◆ **TASK**: Below is a listing. Gather each line of it that contains "hazard".

◆ **DATA PROVIDED**:
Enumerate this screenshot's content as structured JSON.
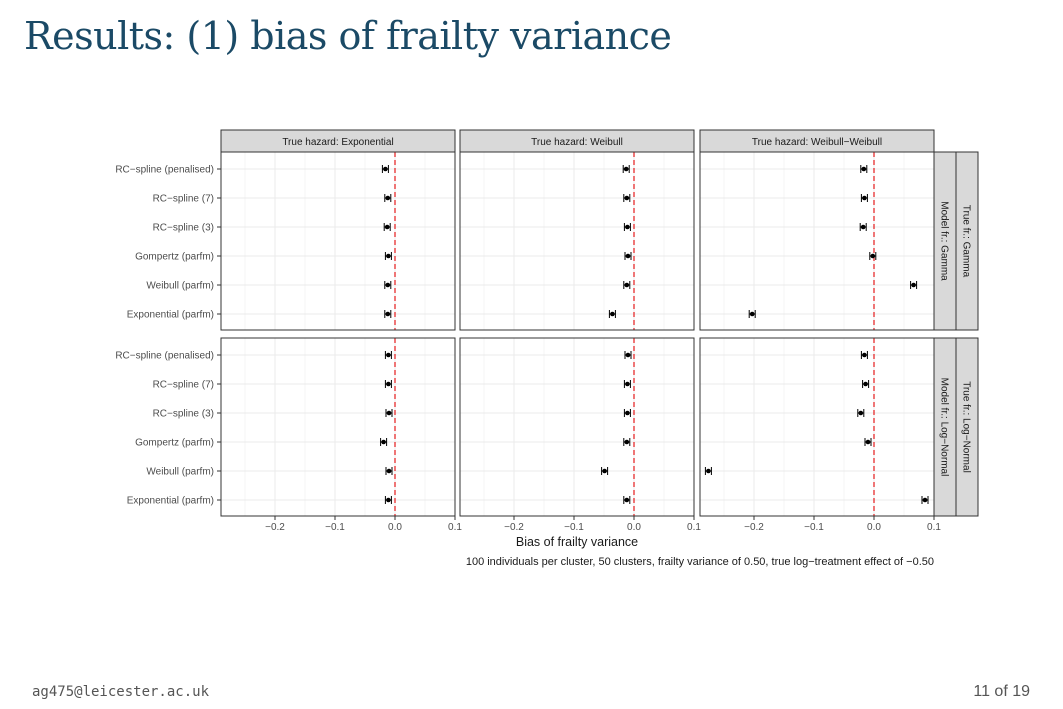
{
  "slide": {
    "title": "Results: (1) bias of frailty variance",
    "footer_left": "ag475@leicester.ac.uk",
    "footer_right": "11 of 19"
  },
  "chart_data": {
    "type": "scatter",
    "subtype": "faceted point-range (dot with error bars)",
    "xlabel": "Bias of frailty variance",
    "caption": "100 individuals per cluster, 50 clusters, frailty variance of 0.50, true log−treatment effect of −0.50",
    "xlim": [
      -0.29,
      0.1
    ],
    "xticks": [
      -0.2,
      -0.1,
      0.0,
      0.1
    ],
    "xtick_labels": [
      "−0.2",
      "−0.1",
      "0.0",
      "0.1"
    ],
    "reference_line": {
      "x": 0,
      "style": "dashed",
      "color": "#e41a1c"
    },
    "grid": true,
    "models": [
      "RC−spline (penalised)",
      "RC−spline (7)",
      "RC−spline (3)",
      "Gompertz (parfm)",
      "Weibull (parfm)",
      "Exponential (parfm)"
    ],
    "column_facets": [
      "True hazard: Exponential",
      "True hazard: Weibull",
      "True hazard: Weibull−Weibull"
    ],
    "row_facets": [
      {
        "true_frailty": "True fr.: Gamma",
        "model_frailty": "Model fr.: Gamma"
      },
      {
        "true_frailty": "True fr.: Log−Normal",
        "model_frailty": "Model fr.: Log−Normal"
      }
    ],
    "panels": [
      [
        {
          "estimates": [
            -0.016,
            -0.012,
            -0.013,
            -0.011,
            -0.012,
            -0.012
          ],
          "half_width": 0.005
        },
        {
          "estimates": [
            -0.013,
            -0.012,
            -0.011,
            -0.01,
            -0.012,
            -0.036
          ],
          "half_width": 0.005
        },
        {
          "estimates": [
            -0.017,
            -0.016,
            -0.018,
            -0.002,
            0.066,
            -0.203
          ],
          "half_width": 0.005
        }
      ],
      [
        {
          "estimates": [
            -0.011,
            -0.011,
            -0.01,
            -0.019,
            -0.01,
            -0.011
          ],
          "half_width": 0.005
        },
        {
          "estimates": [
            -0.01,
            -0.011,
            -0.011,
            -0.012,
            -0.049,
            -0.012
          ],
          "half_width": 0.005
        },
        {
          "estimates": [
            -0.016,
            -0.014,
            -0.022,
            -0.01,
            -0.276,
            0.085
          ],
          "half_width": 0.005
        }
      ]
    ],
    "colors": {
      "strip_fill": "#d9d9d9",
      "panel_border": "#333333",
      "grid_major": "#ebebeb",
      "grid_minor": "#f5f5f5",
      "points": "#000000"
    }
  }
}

---

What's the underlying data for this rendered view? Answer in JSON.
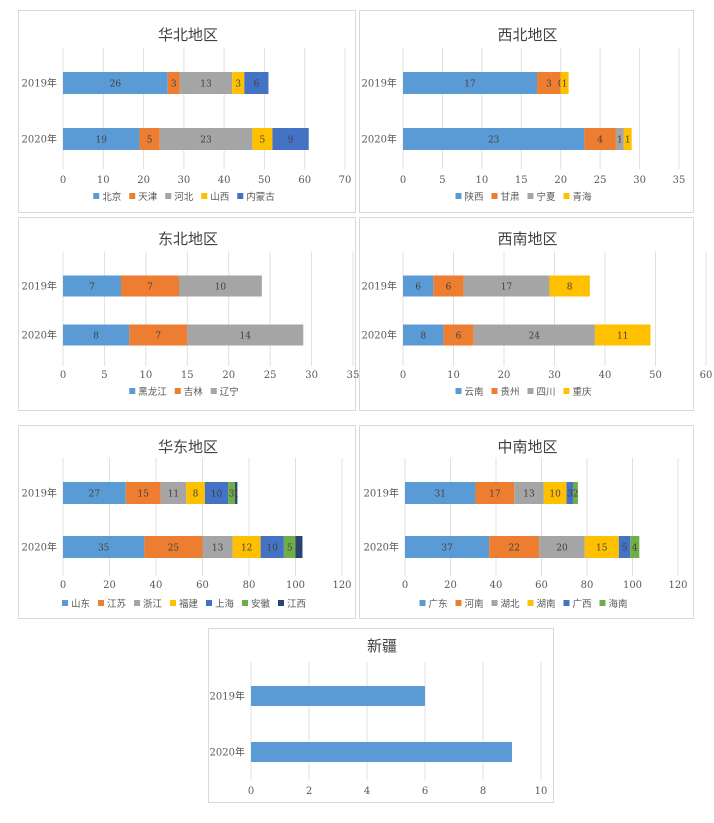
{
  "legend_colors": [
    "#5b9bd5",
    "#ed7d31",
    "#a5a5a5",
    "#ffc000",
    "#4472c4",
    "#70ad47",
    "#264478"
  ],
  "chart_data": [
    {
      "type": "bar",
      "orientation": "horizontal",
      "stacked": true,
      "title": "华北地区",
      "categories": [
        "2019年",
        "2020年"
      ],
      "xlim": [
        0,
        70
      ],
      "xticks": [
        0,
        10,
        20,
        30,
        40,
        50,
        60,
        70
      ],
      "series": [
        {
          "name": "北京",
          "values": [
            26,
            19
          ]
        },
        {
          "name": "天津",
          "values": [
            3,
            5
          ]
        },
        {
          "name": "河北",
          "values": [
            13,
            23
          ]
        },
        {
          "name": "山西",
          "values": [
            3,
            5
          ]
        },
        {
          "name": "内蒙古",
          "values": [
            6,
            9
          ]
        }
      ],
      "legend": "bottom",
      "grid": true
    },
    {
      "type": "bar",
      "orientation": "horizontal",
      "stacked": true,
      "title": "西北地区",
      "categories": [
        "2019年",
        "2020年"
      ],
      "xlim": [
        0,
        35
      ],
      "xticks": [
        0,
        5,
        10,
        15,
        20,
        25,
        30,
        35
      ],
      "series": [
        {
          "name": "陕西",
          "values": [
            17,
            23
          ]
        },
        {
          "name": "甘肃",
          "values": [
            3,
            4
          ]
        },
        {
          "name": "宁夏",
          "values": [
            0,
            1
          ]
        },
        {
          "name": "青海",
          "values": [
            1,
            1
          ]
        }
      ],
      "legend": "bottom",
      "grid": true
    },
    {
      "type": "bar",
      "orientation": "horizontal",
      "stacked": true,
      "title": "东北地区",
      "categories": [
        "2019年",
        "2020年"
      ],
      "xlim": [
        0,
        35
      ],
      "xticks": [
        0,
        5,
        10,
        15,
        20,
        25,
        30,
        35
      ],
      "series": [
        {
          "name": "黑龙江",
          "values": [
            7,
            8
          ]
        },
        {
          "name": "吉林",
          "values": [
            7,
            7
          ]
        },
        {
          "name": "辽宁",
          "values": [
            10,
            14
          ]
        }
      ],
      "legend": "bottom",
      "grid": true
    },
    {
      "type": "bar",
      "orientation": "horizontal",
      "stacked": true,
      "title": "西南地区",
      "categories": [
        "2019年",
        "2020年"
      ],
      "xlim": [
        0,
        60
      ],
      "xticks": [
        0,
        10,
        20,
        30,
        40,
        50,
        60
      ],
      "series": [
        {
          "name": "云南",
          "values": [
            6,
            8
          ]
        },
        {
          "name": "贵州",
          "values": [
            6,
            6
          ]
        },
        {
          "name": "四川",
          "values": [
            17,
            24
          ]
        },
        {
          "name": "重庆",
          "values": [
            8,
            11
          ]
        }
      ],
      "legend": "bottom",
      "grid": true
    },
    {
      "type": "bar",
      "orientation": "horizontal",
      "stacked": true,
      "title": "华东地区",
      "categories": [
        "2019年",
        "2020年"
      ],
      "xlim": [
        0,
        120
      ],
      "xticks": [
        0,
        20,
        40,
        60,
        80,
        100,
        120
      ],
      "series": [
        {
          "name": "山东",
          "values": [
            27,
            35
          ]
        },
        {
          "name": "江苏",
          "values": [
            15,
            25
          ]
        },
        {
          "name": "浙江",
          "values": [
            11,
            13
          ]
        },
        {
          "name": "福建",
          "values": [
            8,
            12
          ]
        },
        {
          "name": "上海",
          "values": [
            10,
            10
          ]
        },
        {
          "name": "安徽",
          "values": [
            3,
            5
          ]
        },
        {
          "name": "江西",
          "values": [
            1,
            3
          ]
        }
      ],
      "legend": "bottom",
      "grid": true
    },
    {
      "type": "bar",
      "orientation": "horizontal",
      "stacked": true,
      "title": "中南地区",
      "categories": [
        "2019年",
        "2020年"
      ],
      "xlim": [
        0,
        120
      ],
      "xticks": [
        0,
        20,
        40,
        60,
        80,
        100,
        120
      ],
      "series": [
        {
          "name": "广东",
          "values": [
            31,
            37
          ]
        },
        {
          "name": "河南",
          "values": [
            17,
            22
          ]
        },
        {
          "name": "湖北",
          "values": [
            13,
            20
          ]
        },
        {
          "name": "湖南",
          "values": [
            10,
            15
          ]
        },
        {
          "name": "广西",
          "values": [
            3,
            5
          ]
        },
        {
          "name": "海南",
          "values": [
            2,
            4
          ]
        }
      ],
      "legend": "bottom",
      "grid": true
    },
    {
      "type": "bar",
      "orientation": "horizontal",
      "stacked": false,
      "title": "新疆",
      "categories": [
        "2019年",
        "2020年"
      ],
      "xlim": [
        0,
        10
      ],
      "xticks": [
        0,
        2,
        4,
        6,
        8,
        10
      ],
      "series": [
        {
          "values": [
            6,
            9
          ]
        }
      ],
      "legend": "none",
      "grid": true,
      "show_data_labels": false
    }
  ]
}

◆ **TASK ANSWER**:
      "True hazard: Exponential",
      "True hazard: Weibull",
      "True hazard: Weibull−Weibull"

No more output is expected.